● Instructions to follow
Set out each line from the following listing that includes the word "Матюнина".

● Data section
■ ■ ■ ■ ■
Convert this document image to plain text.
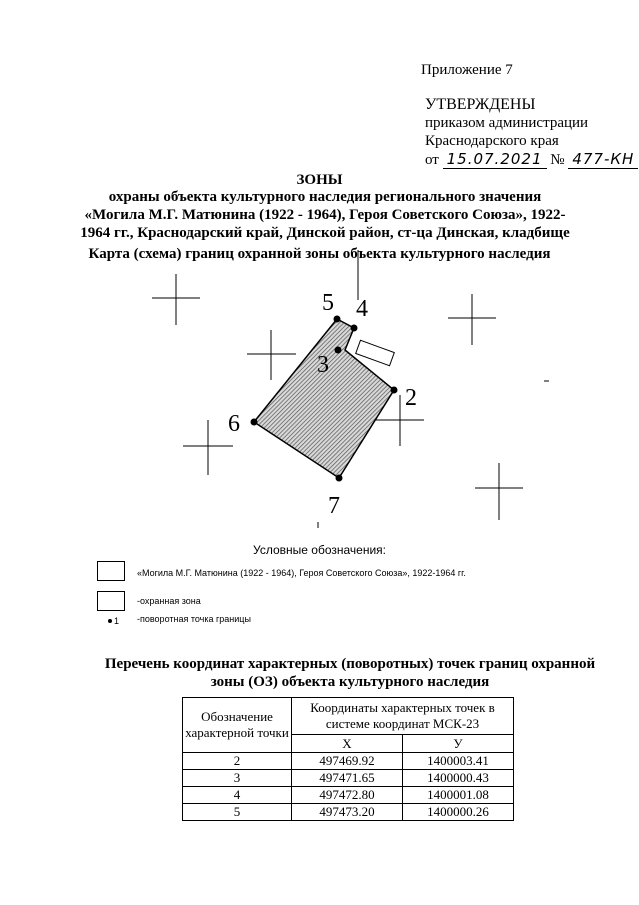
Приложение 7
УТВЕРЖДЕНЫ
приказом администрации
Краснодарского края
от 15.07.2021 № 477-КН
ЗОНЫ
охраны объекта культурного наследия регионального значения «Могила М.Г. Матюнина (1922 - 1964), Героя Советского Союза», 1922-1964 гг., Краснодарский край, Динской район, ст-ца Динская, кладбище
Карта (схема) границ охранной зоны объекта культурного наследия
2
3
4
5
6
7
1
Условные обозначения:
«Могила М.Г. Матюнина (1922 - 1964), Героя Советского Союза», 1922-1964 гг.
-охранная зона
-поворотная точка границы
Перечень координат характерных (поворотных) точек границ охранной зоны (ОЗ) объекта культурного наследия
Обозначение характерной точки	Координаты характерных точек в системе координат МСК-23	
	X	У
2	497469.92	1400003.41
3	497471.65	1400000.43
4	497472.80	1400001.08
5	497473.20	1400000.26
■ ■ ■ ■ ■
● Finished answer
охраны объекта культурного наследия регионального значения «Могила М.Г. Матюнина (1922 - 1964), Героя Советского Союза», 1922-1964 гг., Краснодарский край, Динской район, ст-ца Динская, кладбище
«Могила М.Г. Матюнина (1922 - 1964), Героя Советского Союза», 1922-1964 гг.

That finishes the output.